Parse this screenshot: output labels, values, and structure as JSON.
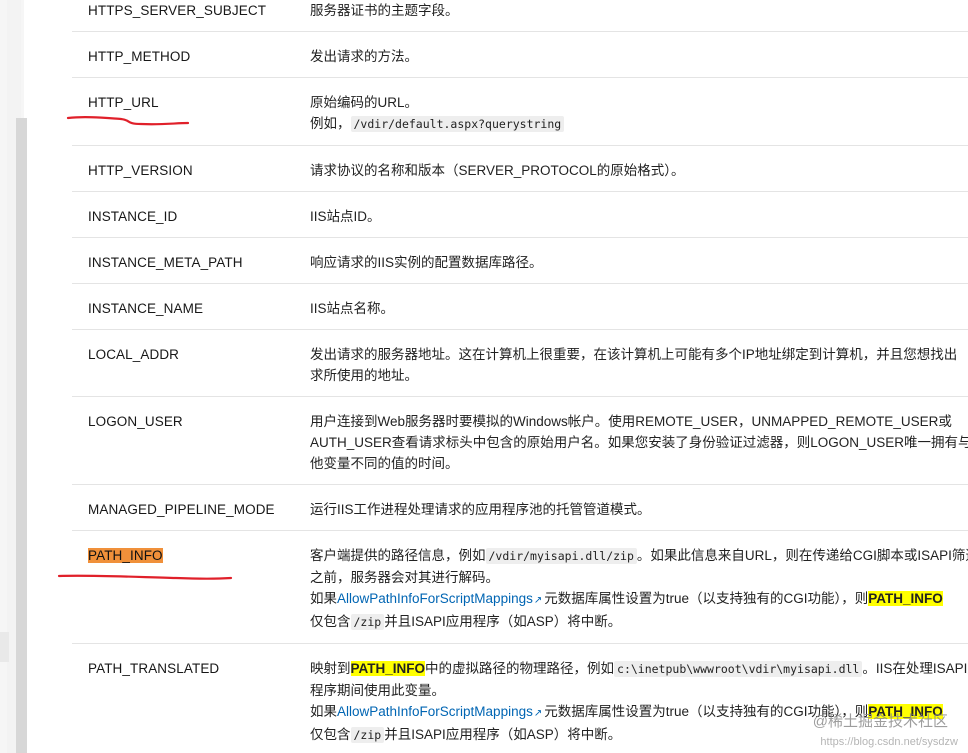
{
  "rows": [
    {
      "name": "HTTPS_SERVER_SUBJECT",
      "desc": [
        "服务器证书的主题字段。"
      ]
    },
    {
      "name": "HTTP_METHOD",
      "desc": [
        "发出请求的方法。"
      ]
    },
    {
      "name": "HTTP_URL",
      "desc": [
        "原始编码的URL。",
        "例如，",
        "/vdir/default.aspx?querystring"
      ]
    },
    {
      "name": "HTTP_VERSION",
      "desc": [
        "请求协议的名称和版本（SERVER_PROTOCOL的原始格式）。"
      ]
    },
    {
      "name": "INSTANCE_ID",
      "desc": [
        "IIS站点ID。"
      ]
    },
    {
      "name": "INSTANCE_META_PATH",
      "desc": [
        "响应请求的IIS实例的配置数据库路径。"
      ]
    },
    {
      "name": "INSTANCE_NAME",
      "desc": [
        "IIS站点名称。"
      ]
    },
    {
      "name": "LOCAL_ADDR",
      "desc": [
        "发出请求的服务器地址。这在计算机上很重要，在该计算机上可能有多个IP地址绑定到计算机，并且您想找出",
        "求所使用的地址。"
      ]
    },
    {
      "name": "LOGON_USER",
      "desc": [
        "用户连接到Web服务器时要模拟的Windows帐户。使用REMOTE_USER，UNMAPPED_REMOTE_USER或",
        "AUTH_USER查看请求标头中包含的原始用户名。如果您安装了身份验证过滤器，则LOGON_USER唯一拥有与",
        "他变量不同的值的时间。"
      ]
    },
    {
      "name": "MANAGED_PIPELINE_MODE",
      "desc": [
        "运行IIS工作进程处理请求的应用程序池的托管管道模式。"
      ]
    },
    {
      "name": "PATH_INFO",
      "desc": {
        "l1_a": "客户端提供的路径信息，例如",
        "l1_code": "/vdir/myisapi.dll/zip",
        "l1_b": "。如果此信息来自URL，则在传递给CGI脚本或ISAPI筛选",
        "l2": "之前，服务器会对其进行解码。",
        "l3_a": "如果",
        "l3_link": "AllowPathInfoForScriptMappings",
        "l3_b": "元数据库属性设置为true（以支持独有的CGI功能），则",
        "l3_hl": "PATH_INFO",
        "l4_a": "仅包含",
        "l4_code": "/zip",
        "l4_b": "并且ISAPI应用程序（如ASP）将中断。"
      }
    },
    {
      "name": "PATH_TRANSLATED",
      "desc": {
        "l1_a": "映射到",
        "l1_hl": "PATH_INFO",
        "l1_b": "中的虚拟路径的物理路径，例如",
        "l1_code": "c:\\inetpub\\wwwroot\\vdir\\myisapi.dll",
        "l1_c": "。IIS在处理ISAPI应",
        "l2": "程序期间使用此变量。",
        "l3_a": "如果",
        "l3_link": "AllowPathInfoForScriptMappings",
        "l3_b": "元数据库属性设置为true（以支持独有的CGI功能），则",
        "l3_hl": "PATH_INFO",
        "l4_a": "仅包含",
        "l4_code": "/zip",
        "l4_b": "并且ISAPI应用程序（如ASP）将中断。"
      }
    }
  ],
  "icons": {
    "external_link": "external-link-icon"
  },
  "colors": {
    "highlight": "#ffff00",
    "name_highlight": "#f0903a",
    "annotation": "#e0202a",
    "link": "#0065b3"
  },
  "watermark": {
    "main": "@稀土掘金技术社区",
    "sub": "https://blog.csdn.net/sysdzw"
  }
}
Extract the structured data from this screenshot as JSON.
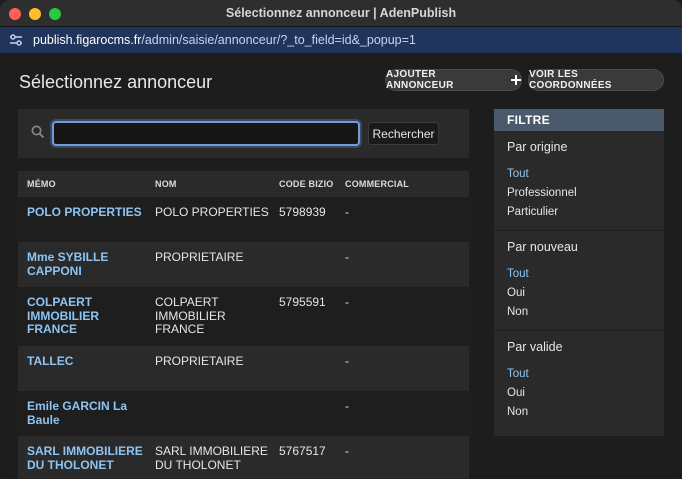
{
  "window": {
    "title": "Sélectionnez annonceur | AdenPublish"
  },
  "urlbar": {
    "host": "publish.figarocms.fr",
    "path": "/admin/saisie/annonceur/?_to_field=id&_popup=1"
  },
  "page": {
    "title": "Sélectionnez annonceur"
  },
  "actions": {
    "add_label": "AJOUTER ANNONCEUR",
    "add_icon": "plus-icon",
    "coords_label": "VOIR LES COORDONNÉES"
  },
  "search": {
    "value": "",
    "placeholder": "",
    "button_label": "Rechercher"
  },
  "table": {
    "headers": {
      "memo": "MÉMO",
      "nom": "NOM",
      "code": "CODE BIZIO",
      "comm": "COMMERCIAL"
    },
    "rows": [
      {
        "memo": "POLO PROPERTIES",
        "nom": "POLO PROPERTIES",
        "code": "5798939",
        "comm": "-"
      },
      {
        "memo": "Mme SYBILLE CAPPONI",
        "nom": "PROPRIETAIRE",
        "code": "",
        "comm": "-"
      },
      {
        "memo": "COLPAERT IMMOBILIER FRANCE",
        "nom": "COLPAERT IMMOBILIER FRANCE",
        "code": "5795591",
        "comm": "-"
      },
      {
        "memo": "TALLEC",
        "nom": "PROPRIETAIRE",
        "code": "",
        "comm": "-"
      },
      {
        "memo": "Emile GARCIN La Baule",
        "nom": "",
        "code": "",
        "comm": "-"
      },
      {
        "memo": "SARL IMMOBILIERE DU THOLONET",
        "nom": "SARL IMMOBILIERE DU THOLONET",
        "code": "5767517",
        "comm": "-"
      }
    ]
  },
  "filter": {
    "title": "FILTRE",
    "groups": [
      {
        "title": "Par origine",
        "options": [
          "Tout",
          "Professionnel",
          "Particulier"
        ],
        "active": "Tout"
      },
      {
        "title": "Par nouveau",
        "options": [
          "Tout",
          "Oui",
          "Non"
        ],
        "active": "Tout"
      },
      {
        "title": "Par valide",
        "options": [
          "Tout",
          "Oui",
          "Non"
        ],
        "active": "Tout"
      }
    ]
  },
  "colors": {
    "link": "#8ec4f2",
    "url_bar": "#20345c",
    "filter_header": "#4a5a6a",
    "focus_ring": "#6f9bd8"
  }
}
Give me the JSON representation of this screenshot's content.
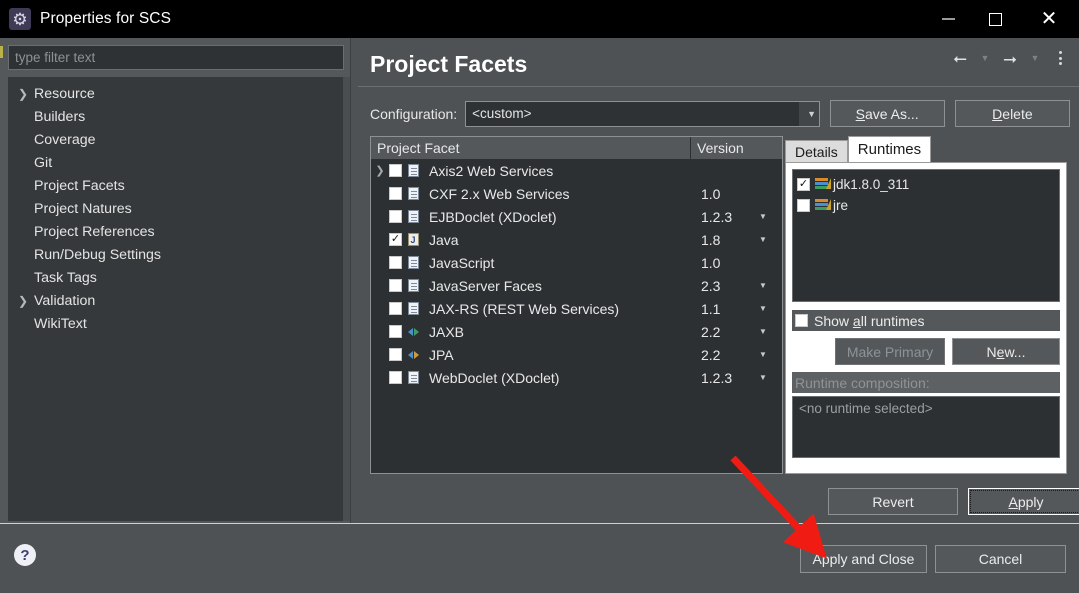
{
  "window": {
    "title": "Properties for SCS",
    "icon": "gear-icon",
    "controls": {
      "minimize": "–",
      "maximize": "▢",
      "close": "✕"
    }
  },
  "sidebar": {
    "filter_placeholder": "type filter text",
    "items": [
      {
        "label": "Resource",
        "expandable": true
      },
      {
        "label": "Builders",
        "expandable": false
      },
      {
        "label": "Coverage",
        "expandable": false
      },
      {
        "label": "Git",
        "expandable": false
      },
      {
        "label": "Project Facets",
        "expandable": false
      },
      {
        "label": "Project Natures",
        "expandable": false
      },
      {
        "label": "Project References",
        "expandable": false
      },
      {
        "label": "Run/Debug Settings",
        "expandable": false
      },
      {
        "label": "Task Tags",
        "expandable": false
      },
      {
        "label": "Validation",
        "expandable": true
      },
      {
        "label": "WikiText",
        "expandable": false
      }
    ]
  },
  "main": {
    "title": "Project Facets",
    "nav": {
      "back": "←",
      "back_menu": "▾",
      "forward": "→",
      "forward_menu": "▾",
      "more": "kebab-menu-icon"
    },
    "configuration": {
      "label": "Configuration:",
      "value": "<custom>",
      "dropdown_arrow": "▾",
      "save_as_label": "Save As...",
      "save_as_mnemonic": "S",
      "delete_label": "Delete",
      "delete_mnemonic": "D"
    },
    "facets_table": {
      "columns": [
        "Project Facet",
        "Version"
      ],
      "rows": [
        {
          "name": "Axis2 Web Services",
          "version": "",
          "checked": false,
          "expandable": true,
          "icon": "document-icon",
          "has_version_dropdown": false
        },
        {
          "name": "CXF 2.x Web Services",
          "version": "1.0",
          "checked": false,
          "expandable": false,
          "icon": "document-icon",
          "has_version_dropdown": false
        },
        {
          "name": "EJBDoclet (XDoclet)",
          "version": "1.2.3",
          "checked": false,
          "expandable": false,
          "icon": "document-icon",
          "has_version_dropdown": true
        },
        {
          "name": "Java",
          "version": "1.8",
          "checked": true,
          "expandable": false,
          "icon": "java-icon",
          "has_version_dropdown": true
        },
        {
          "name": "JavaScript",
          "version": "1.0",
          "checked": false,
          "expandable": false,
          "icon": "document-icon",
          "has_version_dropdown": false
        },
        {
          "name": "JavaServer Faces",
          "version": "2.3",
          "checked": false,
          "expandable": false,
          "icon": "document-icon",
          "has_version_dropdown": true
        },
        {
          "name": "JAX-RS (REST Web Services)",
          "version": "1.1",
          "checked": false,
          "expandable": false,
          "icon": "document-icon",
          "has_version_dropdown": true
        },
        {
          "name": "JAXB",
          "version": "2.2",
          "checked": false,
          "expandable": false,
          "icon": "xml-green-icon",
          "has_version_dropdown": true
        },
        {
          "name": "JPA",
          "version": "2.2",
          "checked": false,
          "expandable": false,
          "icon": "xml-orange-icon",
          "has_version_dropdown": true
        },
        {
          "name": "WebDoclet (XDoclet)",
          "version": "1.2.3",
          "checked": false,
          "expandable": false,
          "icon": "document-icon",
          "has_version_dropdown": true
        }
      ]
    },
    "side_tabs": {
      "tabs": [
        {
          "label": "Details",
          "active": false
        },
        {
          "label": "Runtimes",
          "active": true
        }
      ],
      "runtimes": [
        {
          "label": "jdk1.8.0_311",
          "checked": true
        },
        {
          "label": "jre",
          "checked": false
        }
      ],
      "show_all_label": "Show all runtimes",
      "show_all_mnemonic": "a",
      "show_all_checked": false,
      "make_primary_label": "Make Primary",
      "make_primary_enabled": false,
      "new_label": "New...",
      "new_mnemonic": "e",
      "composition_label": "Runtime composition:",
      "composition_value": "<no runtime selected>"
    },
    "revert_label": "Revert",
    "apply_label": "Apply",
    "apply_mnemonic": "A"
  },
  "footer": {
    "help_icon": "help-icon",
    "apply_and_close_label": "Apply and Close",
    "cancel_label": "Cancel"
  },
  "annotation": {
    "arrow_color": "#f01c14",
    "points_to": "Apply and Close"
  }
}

* * * *

EXERCISE AIM | Find all the lines containing "title" in the material, then copy them.

IN RESPONSE |
    "title": "Sélectionnez annonceur | AdenPublish"
    "title": "Sélectionnez annonceur"
    "title": "FILTRE",
        "title": "Par origine",
        "title": "Par nouveau",
        "title": "Par valide",
    "title": "Properties for SCS",
    "title": "Project Facets",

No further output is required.